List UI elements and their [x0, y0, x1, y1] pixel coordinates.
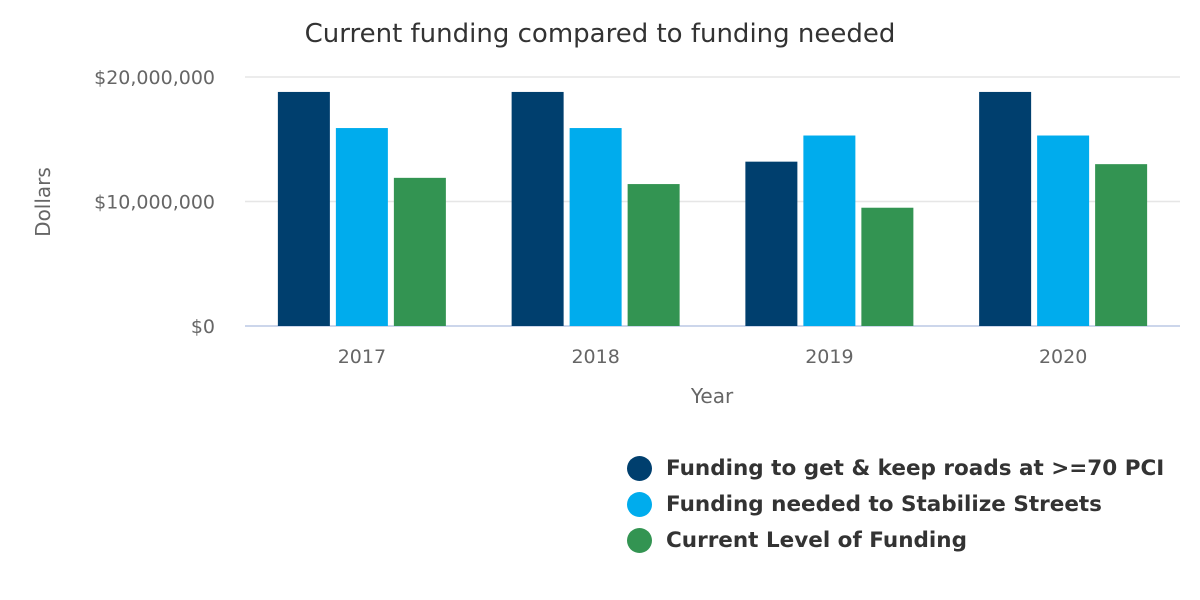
legend-marker-icon: [627, 527, 652, 553]
bar[interactable]: [745, 161, 798, 326]
x-tick-label: 2018: [571, 346, 619, 368]
x-tick-label: 2019: [805, 346, 853, 368]
x-tick-label: 2017: [338, 346, 386, 368]
bar[interactable]: [1095, 164, 1148, 326]
x-axis-title: Year: [690, 384, 734, 408]
y-axis-title: Dollars: [31, 167, 55, 237]
bar[interactable]: [393, 177, 446, 326]
y-tick-label: $20,000,000: [94, 67, 215, 89]
legend-marker-icon: [627, 491, 652, 517]
bar[interactable]: [1037, 135, 1090, 326]
y-tick-label: $10,000,000: [94, 192, 215, 214]
bar[interactable]: [335, 128, 388, 326]
y-tick-label: $0: [191, 316, 215, 338]
x-tick-label: 2020: [1039, 346, 1087, 368]
bar[interactable]: [979, 91, 1032, 326]
bar[interactable]: [861, 207, 914, 326]
legend-item[interactable]: Funding to get & keep roads at >=70 PCI: [627, 450, 1164, 486]
bars: [277, 91, 1148, 326]
legend-label: Funding to get & keep roads at >=70 PCI: [666, 455, 1165, 481]
bar[interactable]: [569, 128, 622, 326]
bar[interactable]: [803, 135, 856, 326]
bar[interactable]: [277, 91, 330, 326]
y-axis-ticks: $0 $10,000,000 $20,000,000: [94, 67, 215, 338]
legend-label: Current Level of Funding: [666, 527, 967, 553]
x-axis-ticks: 2017 2018 2019 2020: [338, 346, 1088, 368]
bar[interactable]: [627, 184, 680, 326]
legend-item[interactable]: Current Level of Funding: [627, 522, 1164, 558]
legend: Funding to get & keep roads at >=70 PCI …: [627, 450, 1164, 558]
bar[interactable]: [511, 91, 564, 326]
legend-marker-icon: [627, 455, 652, 481]
legend-item[interactable]: Funding needed to Stabilize Streets: [627, 486, 1164, 522]
legend-label: Funding needed to Stabilize Streets: [666, 491, 1102, 517]
chart-title: Current funding compared to funding need…: [305, 19, 896, 49]
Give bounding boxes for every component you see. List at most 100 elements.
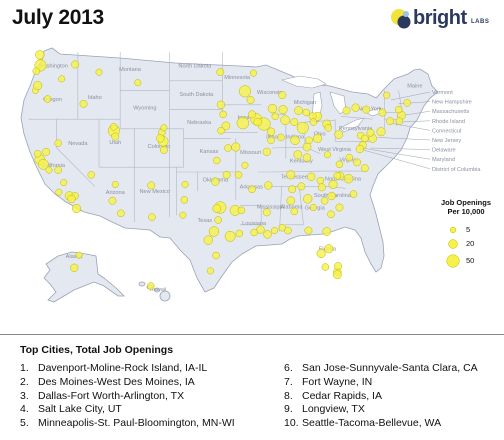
legend-bubble (448, 239, 458, 249)
job-bubble (366, 128, 375, 137)
city-list-item: 7. Fort Wayne, IN (284, 376, 478, 390)
job-bubble (37, 158, 49, 170)
state-label: Texas (197, 218, 212, 224)
city-list-item: 8. Cedar Rapids, IA (284, 390, 478, 404)
callout-label: New Hampshire (432, 100, 472, 106)
top-cities-list-left: 1. Davenport-Moline-Rock Island, IA-IL 2. D… (20, 362, 235, 431)
city-rank: 10. (284, 417, 299, 430)
job-bubble (181, 180, 189, 188)
contiguous-us-shape (20, 47, 439, 293)
job-bubble (248, 185, 256, 194)
job-bubble (317, 183, 326, 192)
state-label: Mississippi (257, 204, 284, 210)
job-bubble (335, 203, 344, 212)
city-list-item: 2. Des Moines-West Des Moines, IA (20, 376, 235, 390)
job-bubble (180, 196, 189, 204)
state-label: North Carolina (325, 177, 362, 183)
state-label: Kansas (200, 149, 219, 155)
job-bubble (212, 204, 222, 213)
state-label: Alaska (66, 254, 84, 260)
job-bubble (395, 117, 404, 125)
job-bubble (290, 118, 299, 127)
job-bubble (231, 142, 241, 152)
job-bubble (267, 136, 275, 145)
state-label: Idaho (88, 95, 102, 101)
job-bubble (264, 181, 273, 190)
city-name: Minneapolis-St. Paul-Bloomington, MN-WI (38, 417, 235, 430)
job-bubble (110, 123, 118, 131)
job-bubble (334, 130, 344, 139)
job-bubble (54, 166, 62, 174)
state-label: South Dakota (179, 92, 214, 98)
job-bubble (54, 139, 62, 147)
job-bubble (334, 262, 342, 271)
job-bubble (302, 108, 311, 117)
callout-line (377, 137, 431, 141)
job-bubble (327, 191, 336, 201)
job-bubble (75, 251, 83, 259)
state-label: Nebraska (187, 120, 212, 126)
job-bubble (262, 147, 271, 156)
job-bubble (333, 172, 342, 180)
job-bubble (353, 158, 361, 167)
job-bubble (320, 197, 329, 205)
job-bubble (263, 230, 272, 239)
job-bubble (290, 207, 299, 216)
job-bubble (280, 115, 290, 125)
job-bubble (355, 144, 365, 154)
logo-sub: LABS (471, 19, 490, 25)
callout-label: Connecticut (432, 128, 462, 134)
job-bubble (309, 204, 317, 212)
city-name: Des Moines-West Des Moines, IA (38, 375, 195, 388)
job-bubble (323, 151, 331, 159)
state-label: Oregon (43, 97, 62, 103)
job-bubble (253, 117, 262, 127)
job-bubble (43, 95, 52, 103)
city-list-item: 5. Minneapolis-St. Paul-Bloomington, MN-W… (20, 417, 235, 431)
job-bubble (286, 170, 296, 180)
job-bubble (343, 174, 354, 184)
job-bubble (307, 172, 316, 181)
job-bubble (95, 68, 103, 76)
state-label: Pennsylvania (339, 126, 373, 132)
job-bubble (321, 263, 330, 271)
job-bubble (271, 227, 279, 235)
legend-bubble (446, 254, 460, 268)
city-list-item: 10. Seattle-Tacoma-Bellevue, WA (284, 417, 478, 431)
legend-title: Job Openings Per 10,000 (436, 198, 496, 216)
job-bubble (335, 160, 344, 169)
job-bubble (222, 170, 231, 179)
state-label: New Mexico (139, 189, 169, 195)
job-bubble (303, 194, 313, 204)
city-name: Seattle-Tacoma-Bellevue, WA (302, 417, 442, 430)
job-bubble (33, 81, 43, 91)
bright-labs-logo: bright LABS (390, 6, 496, 34)
legend-bubble (449, 226, 457, 234)
state-label: Kentucky (290, 158, 313, 164)
city-list-item: 6. San Jose-Sunnyvale-Santa Clara, CA (284, 362, 478, 376)
job-bubble (360, 164, 369, 173)
state-label: Missouri (240, 150, 261, 156)
job-bubble (277, 133, 285, 142)
job-bubble (234, 171, 243, 179)
job-bubble (111, 180, 119, 188)
city-rank: 7. (284, 375, 293, 388)
job-bubble (159, 145, 168, 154)
job-bubble (87, 171, 95, 179)
job-bubble (70, 263, 79, 272)
state-border-line (340, 116, 373, 120)
city-name: Dallas-Fort Worth-Arlington, TX (38, 389, 185, 402)
job-bubble (235, 229, 244, 238)
job-bubble (179, 211, 187, 219)
job-bubble (33, 150, 42, 158)
job-bubble (316, 249, 326, 259)
city-name: Salt Lake City, UT (38, 403, 122, 416)
job-bubble (148, 213, 156, 221)
state-label: Colorado (148, 144, 171, 150)
city-name: Cedar Rapids, IA (302, 389, 382, 402)
city-rank: 4. (20, 403, 29, 416)
city-name: Davenport-Moline-Rock Island, IA-IL (38, 362, 208, 374)
city-rank: 5. (20, 417, 29, 430)
job-bubble (302, 142, 312, 152)
job-bubble (324, 244, 334, 254)
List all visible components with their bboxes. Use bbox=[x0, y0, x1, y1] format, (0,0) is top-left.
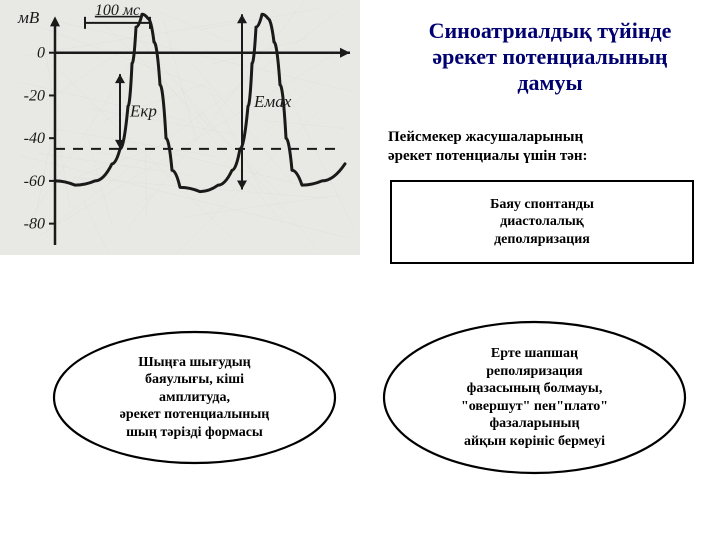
ellipse-line: Ерте шапшаң bbox=[491, 346, 578, 361]
title-line: әрекет потенциалының bbox=[432, 44, 667, 69]
subtitle-line: әрекет потенциалы үшін тән: bbox=[388, 148, 588, 164]
ekr-label: Eкр bbox=[129, 101, 157, 120]
ellipse-line: фазасының болмауы, bbox=[467, 381, 603, 396]
subtitle: Пейсмекер жасушаларының әрекет потенциалы… bbox=[388, 128, 708, 166]
y-unit-label: мВ bbox=[17, 8, 40, 27]
feature-ellipse-1: Шыңға шығудың баяулығы, кіші амплитуда, əре… bbox=[52, 330, 337, 465]
box-line: диастолалық bbox=[500, 214, 584, 229]
page-title: Синоатриалдық түйіндеәрекет потенциалыны… bbox=[380, 18, 720, 96]
subtitle-line: Пейсмекер жасушаларының bbox=[388, 129, 583, 145]
y-tick-label: -60 bbox=[24, 173, 45, 190]
ellipse-line: айқын көрініс бермеуі bbox=[464, 434, 605, 449]
box-line: деполяризация bbox=[494, 232, 590, 247]
ellipse-line: фазаларының bbox=[489, 416, 579, 431]
ellipse-line: шың тәрізді формасы bbox=[126, 425, 263, 440]
box-line: Баяу спонтанды bbox=[490, 197, 594, 212]
y-tick-label: -40 bbox=[24, 130, 45, 147]
ellipse-line: реполяризация bbox=[486, 364, 583, 379]
y-tick-label: -80 bbox=[24, 216, 45, 233]
time-scale-label: 100 мс bbox=[95, 2, 140, 19]
ellipse-line: Шыңға шығудың bbox=[138, 355, 251, 370]
ellipse-line: "овершут" пен"плато" bbox=[461, 399, 608, 414]
title-line: дамуы bbox=[517, 70, 582, 95]
ellipse-line: баяулығы, кіші bbox=[145, 372, 244, 387]
y-tick-label: -20 bbox=[24, 87, 45, 104]
action-potential-graph: 0 -20 -40 -60 -80 мВ 100 мс Eкр Eмах bbox=[0, 0, 360, 255]
emax-label: Eмах bbox=[253, 92, 292, 111]
title-line: Синоатриалдық түйінде bbox=[429, 18, 672, 43]
y-tick-label: 0 bbox=[37, 45, 45, 62]
ellipse-line: амплитуда, bbox=[159, 390, 230, 405]
feature-ellipse-2: Ерте шапшаң реполяризация фазасының болмау… bbox=[382, 320, 687, 475]
ellipse-line: əрекет потенциалының bbox=[120, 407, 270, 422]
feature-box-1: Баяу спонтанды диастолалық деполяризация bbox=[390, 180, 694, 264]
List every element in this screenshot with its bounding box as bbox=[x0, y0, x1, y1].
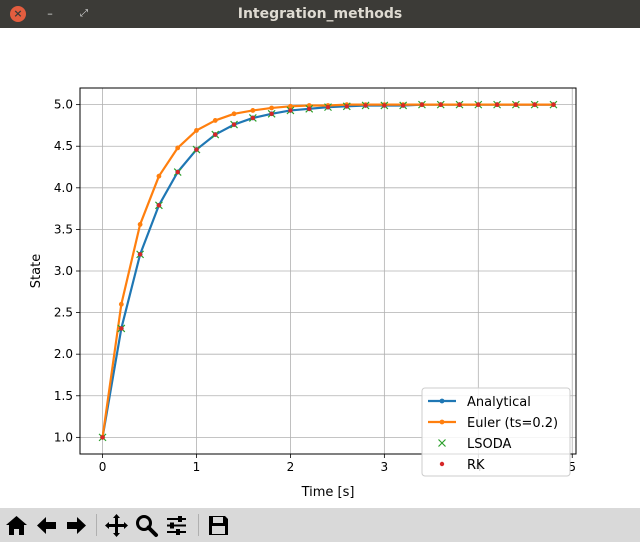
rk-point bbox=[100, 435, 105, 440]
navigation-toolbar bbox=[0, 508, 640, 542]
y-axis-label: State bbox=[29, 254, 44, 288]
move-icon[interactable] bbox=[104, 513, 129, 538]
arrow-left-icon[interactable] bbox=[34, 513, 59, 538]
y-tick-label: 4.5 bbox=[54, 139, 73, 153]
maximize-icon[interactable]: ⤢ bbox=[80, 8, 88, 19]
y-tick-label: 3.5 bbox=[54, 222, 73, 236]
rk-point bbox=[419, 102, 425, 107]
window-titlebar: × – ⤢ Integration_methods bbox=[0, 0, 640, 28]
x-tick-label: 1 bbox=[193, 460, 201, 474]
legend: Analytical Euler (ts=0.2) LSODA RK bbox=[421, 387, 571, 477]
rk-point bbox=[494, 102, 500, 107]
close-icon[interactable]: × bbox=[10, 6, 26, 22]
rk-point bbox=[156, 203, 162, 208]
x-axis-label: Time [s] bbox=[301, 485, 355, 500]
euler-ts-0-2-point bbox=[156, 173, 162, 179]
sliders-icon[interactable] bbox=[164, 513, 189, 538]
y-tick-label: 3.0 bbox=[54, 264, 73, 278]
rk-point bbox=[457, 102, 462, 107]
legend-marker bbox=[439, 398, 445, 404]
euler-ts-0-2-point bbox=[288, 103, 293, 109]
euler-ts-0-2-point bbox=[137, 222, 143, 227]
rk-point bbox=[119, 326, 124, 331]
rk-point bbox=[382, 103, 387, 108]
y-tick-label: 1.5 bbox=[54, 389, 73, 403]
arrow-right-icon[interactable] bbox=[64, 513, 89, 538]
minimize-icon[interactable]: – bbox=[47, 7, 53, 20]
rk-point bbox=[213, 132, 218, 137]
legend-marker bbox=[439, 419, 445, 425]
euler-ts-0-2-point bbox=[212, 118, 218, 123]
magnifier-icon[interactable] bbox=[134, 513, 159, 538]
rk-point bbox=[438, 102, 443, 107]
rk-point bbox=[400, 103, 406, 108]
legend-marker bbox=[439, 461, 445, 467]
y-tick-label: 4.0 bbox=[54, 181, 73, 195]
window-title: Integration_methods bbox=[237, 6, 403, 22]
toolbar-separator bbox=[96, 514, 97, 536]
rk-point bbox=[231, 122, 237, 127]
y-tick-label: 1.0 bbox=[54, 430, 73, 444]
legend-label: LSODA bbox=[467, 437, 512, 452]
rk-point bbox=[307, 106, 312, 111]
x-tick-label: 3 bbox=[381, 460, 389, 474]
rk-point bbox=[344, 104, 349, 109]
x-tick-label: 2 bbox=[287, 460, 295, 474]
rk-point bbox=[194, 147, 199, 152]
legend-marker bbox=[438, 439, 446, 447]
axes-frame bbox=[79, 87, 577, 455]
euler-ts-0-2-point bbox=[250, 108, 256, 113]
euler-ts-0-2-point bbox=[231, 111, 237, 117]
figure-canvas: 0123451.01.52.02.53.03.54.04.55.0 Time [… bbox=[29, 87, 577, 500]
euler-ts-0-2-point bbox=[269, 105, 275, 111]
y-tick-label: 5.0 bbox=[54, 98, 73, 112]
rk-point bbox=[250, 115, 256, 121]
rk-point bbox=[288, 108, 293, 113]
rk-point bbox=[476, 102, 481, 107]
euler-ts-0-2-point bbox=[175, 145, 181, 151]
x-tick-label: 0 bbox=[99, 460, 107, 474]
rk-point bbox=[325, 104, 331, 110]
x-tick-label: 5 bbox=[568, 460, 576, 474]
legend-box bbox=[421, 387, 571, 477]
euler-ts-0-2-point bbox=[306, 103, 312, 108]
y-tick-label: 2.5 bbox=[54, 306, 73, 320]
toolbar-separator bbox=[198, 514, 199, 536]
home-icon[interactable] bbox=[4, 513, 29, 538]
euler-ts-0-2-point bbox=[194, 128, 199, 133]
y-tick-label: 2.0 bbox=[54, 347, 73, 361]
floppy-disk-icon[interactable] bbox=[206, 513, 231, 538]
rk-point bbox=[137, 252, 143, 257]
rk-point bbox=[269, 111, 274, 116]
rk-point bbox=[175, 169, 180, 175]
euler-ts-0-2-point bbox=[118, 301, 124, 307]
rk-point bbox=[513, 102, 519, 107]
legend-label: Euler (ts=0.2) bbox=[467, 416, 558, 431]
legend-label: Analytical bbox=[467, 395, 531, 410]
rk-point bbox=[363, 103, 368, 108]
legend-label: RK bbox=[467, 458, 485, 473]
rk-point bbox=[532, 102, 537, 107]
rk-point bbox=[551, 102, 556, 107]
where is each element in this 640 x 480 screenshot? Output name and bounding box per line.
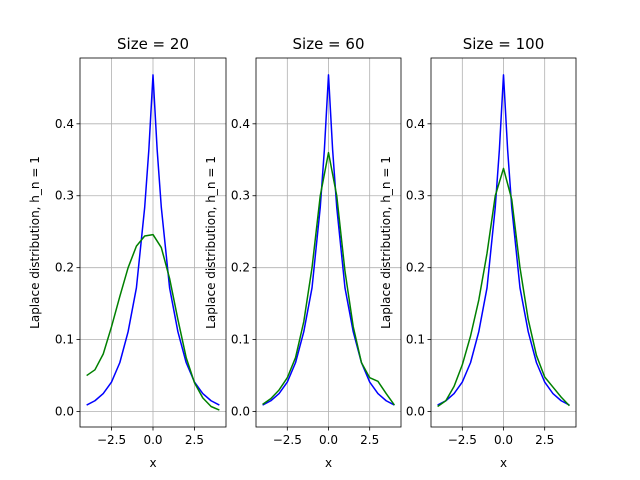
y-axis-label: Laplace distribution, h_n = 1 bbox=[379, 156, 393, 329]
series-line-2 bbox=[437, 167, 570, 408]
y-axis-label: Laplace distribution, h_n = 1 bbox=[28, 156, 42, 329]
y-tick-label: 0.4 bbox=[406, 117, 425, 131]
y-tick-label: 0.0 bbox=[406, 405, 425, 419]
y-tick-label: 0.0 bbox=[55, 405, 74, 419]
x-tick-label: −2.5 bbox=[448, 433, 477, 447]
y-axis-label: Laplace distribution, h_n = 1 bbox=[204, 156, 218, 329]
x-tick-label: 2.5 bbox=[360, 433, 379, 447]
y-tick-label: 0.1 bbox=[55, 333, 74, 347]
y-tick-label: 0.4 bbox=[55, 117, 74, 131]
x-axis-label: x bbox=[149, 456, 156, 470]
x-tick-label: 2.5 bbox=[535, 433, 554, 447]
x-tick-label: 0.0 bbox=[494, 433, 513, 447]
chart-panel-3: −2.5 0.0 2.5 0.0 0.1 0.2 0.3 0.4 Size = 100 x Lapl… bbox=[379, 35, 577, 470]
x-axis-label: x bbox=[500, 456, 507, 470]
series-line-1 bbox=[262, 74, 395, 406]
y-tick-label: 0.2 bbox=[55, 261, 74, 275]
y-tick-label: 0.1 bbox=[231, 333, 250, 347]
chart-panel-1: −2.5 0.0 2.5 0.0 0.1 0.2 0.3 0.4 Size = 20 x Lapla… bbox=[28, 35, 227, 470]
x-tick-label: 0.0 bbox=[319, 433, 338, 447]
x-tick-label: 0.0 bbox=[143, 433, 162, 447]
chart-title: Size = 20 bbox=[117, 35, 189, 53]
y-tick-label: 0.3 bbox=[406, 189, 425, 203]
chart-panel-2: −2.5 0.0 2.5 0.0 0.1 0.2 0.3 0.4 Size = 60 x Lapla… bbox=[204, 35, 402, 470]
y-tick-label: 0.2 bbox=[406, 261, 425, 275]
y-tick-label: 0.4 bbox=[231, 117, 250, 131]
y-tick-label: 0.1 bbox=[406, 333, 425, 347]
y-tick-label: 0.3 bbox=[55, 189, 74, 203]
x-tick-label: 2.5 bbox=[185, 433, 204, 447]
series-line-2 bbox=[262, 151, 396, 406]
x-tick-label: −2.5 bbox=[97, 433, 126, 447]
y-tick-label: 0.0 bbox=[231, 405, 250, 419]
x-tick-label: −2.5 bbox=[273, 433, 302, 447]
x-axis-label: x bbox=[325, 456, 332, 470]
series-line-1 bbox=[437, 74, 570, 406]
series-line-2 bbox=[86, 233, 220, 411]
chart-title: Size = 60 bbox=[293, 35, 365, 53]
chart-title: Size = 100 bbox=[463, 35, 545, 53]
y-tick-label: 0.2 bbox=[231, 261, 250, 275]
y-tick-label: 0.3 bbox=[231, 189, 250, 203]
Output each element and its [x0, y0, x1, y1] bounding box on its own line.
★ ★ ★ ★ ★
_Objective_. Please retype the part of the data above that opens with the line containing "156, 393, 329]" and closes with the line containing "y-tick-label: 0.0 bbox=[55, 405, 74, 419]", keeping every line unchanged.

_Task response_.
y-axis-label: Laplace distribution, h_n = 1 bbox=[379, 156, 393, 329]
series-line-2 bbox=[437, 167, 570, 408]
y-axis-label: Laplace distribution, h_n = 1 bbox=[28, 156, 42, 329]
y-tick-label: 0.4 bbox=[406, 117, 425, 131]
y-tick-label: 0.0 bbox=[406, 405, 425, 419]
y-tick-label: 0.0 bbox=[55, 405, 74, 419]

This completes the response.